* _BRIEF_: Below are entries to be transcribed exactly; exclude the pictures from the copy.

* _INFORMATION PROVIDED_:
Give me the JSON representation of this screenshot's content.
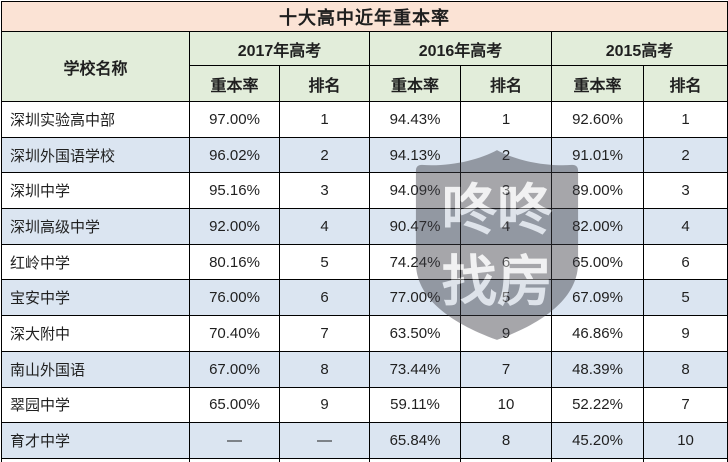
{
  "title": "十大高中近年重本率",
  "table": {
    "school_header": "学校名称",
    "year_headers": [
      "2017年高考",
      "2016年高考",
      "2015高考"
    ],
    "sub_rate": "重本率",
    "sub_rank": "排名",
    "col_names": [
      "school",
      "rate-2017",
      "rank-2017",
      "rate-2016",
      "rank-2016",
      "rate-2015",
      "rank-2015"
    ],
    "rows": [
      [
        "深圳实验高中部",
        "97.00%",
        "1",
        "94.43%",
        "1",
        "92.60%",
        "1"
      ],
      [
        "深圳外国语学校",
        "96.02%",
        "2",
        "94.13%",
        "2",
        "91.01%",
        "2"
      ],
      [
        "深圳中学",
        "95.16%",
        "3",
        "94.09%",
        "3",
        "89.00%",
        "3"
      ],
      [
        "深圳高级中学",
        "92.00%",
        "4",
        "90.47%",
        "4",
        "82.00%",
        "4"
      ],
      [
        "红岭中学",
        "80.16%",
        "5",
        "74.24%",
        "6",
        "65.00%",
        "6"
      ],
      [
        "宝安中学",
        "76.00%",
        "6",
        "77.00%",
        "5",
        "67.09%",
        "5"
      ],
      [
        "深大附中",
        "70.40%",
        "7",
        "63.50%",
        "9",
        "46.86%",
        "9"
      ],
      [
        "南山外国语",
        "67.00%",
        "8",
        "73.44%",
        "7",
        "48.39%",
        "8"
      ],
      [
        "翠园中学",
        "65.00%",
        "9",
        "59.11%",
        "10",
        "52.22%",
        "7"
      ],
      [
        "育才中学",
        "—",
        "—",
        "65.84%",
        "8",
        "45.20%",
        "10"
      ]
    ]
  },
  "watermark": {
    "line1": "咚咚",
    "line2": "找房"
  },
  "colors": {
    "title_bg": "#fbe3d5",
    "title_text": "#632423",
    "header_bg": "#e2edda",
    "row_alt_bg": "#dbe5f1",
    "border": "#000000",
    "watermark_fill": "#3c3c44"
  },
  "chart_data": {
    "type": "table",
    "title": "十大高中近年重本率",
    "columns": [
      "学校名称",
      "2017年高考 重本率",
      "2017年高考 排名",
      "2016年高考 重本率",
      "2016年高考 排名",
      "2015高考 重本率",
      "2015高考 排名"
    ],
    "rows": [
      [
        "深圳实验高中部",
        "97.00%",
        1,
        "94.43%",
        1,
        "92.60%",
        1
      ],
      [
        "深圳外国语学校",
        "96.02%",
        2,
        "94.13%",
        2,
        "91.01%",
        2
      ],
      [
        "深圳中学",
        "95.16%",
        3,
        "94.09%",
        3,
        "89.00%",
        3
      ],
      [
        "深圳高级中学",
        "92.00%",
        4,
        "90.47%",
        4,
        "82.00%",
        4
      ],
      [
        "红岭中学",
        "80.16%",
        5,
        "74.24%",
        6,
        "65.00%",
        6
      ],
      [
        "宝安中学",
        "76.00%",
        6,
        "77.00%",
        5,
        "67.09%",
        5
      ],
      [
        "深大附中",
        "70.40%",
        7,
        "63.50%",
        9,
        "46.86%",
        9
      ],
      [
        "南山外国语",
        "67.00%",
        8,
        "73.44%",
        7,
        "48.39%",
        8
      ],
      [
        "翠园中学",
        "65.00%",
        9,
        "59.11%",
        10,
        "52.22%",
        7
      ],
      [
        "育才中学",
        "—",
        "—",
        "65.84%",
        8,
        "45.20%",
        10
      ]
    ]
  }
}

* _THE OUTPUT_:
Give me the JSON representation of this screenshot's content.
{
  "title": "十大高中近年重本率",
  "table": {
    "school_header": "学校名称",
    "year_headers": [
      "2017年高考",
      "2016年高考",
      "2015高考"
    ],
    "sub_rate": "重本率",
    "sub_rank": "排名",
    "col_names": [
      "school",
      "rate-2017",
      "rank-2017",
      "rate-2016",
      "rank-2016",
      "rate-2015",
      "rank-2015"
    ],
    "rows": [
      [
        "深圳实验高中部",
        "97.00%",
        "1",
        "94.43%",
        "1",
        "92.60%",
        "1"
      ],
      [
        "深圳外国语学校",
        "96.02%",
        "2",
        "94.13%",
        "2",
        "91.01%",
        "2"
      ],
      [
        "深圳中学",
        "95.16%",
        "3",
        "94.09%",
        "3",
        "89.00%",
        "3"
      ],
      [
        "深圳高级中学",
        "92.00%",
        "4",
        "90.47%",
        "4",
        "82.00%",
        "4"
      ],
      [
        "红岭中学",
        "80.16%",
        "5",
        "74.24%",
        "6",
        "65.00%",
        "6"
      ],
      [
        "宝安中学",
        "76.00%",
        "6",
        "77.00%",
        "5",
        "67.09%",
        "5"
      ],
      [
        "深大附中",
        "70.40%",
        "7",
        "63.50%",
        "9",
        "46.86%",
        "9"
      ],
      [
        "南山外国语",
        "67.00%",
        "8",
        "73.44%",
        "7",
        "48.39%",
        "8"
      ],
      [
        "翠园中学",
        "65.00%",
        "9",
        "59.11%",
        "10",
        "52.22%",
        "7"
      ],
      [
        "育才中学",
        "—",
        "—",
        "65.84%",
        "8",
        "45.20%",
        "10"
      ]
    ]
  },
  "watermark": {
    "line1": "咚咚",
    "line2": "找房"
  },
  "colors": {
    "title_bg": "#fbe3d5",
    "title_text": "#632423",
    "header_bg": "#e2edda",
    "row_alt_bg": "#dbe5f1",
    "border": "#000000",
    "watermark_fill": "#3c3c44"
  },
  "chart_data": {
    "type": "table",
    "title": "十大高中近年重本率",
    "columns": [
      "学校名称",
      "2017年高考 重本率",
      "2017年高考 排名",
      "2016年高考 重本率",
      "2016年高考 排名",
      "2015高考 重本率",
      "2015高考 排名"
    ],
    "rows": [
      [
        "深圳实验高中部",
        "97.00%",
        1,
        "94.43%",
        1,
        "92.60%",
        1
      ],
      [
        "深圳外国语学校",
        "96.02%",
        2,
        "94.13%",
        2,
        "91.01%",
        2
      ],
      [
        "深圳中学",
        "95.16%",
        3,
        "94.09%",
        3,
        "89.00%",
        3
      ],
      [
        "深圳高级中学",
        "92.00%",
        4,
        "90.47%",
        4,
        "82.00%",
        4
      ],
      [
        "红岭中学",
        "80.16%",
        5,
        "74.24%",
        6,
        "65.00%",
        6
      ],
      [
        "宝安中学",
        "76.00%",
        6,
        "77.00%",
        5,
        "67.09%",
        5
      ],
      [
        "深大附中",
        "70.40%",
        7,
        "63.50%",
        9,
        "46.86%",
        9
      ],
      [
        "南山外国语",
        "67.00%",
        8,
        "73.44%",
        7,
        "48.39%",
        8
      ],
      [
        "翠园中学",
        "65.00%",
        9,
        "59.11%",
        10,
        "52.22%",
        7
      ],
      [
        "育才中学",
        "—",
        "—",
        "65.84%",
        8,
        "45.20%",
        10
      ]
    ]
  }
}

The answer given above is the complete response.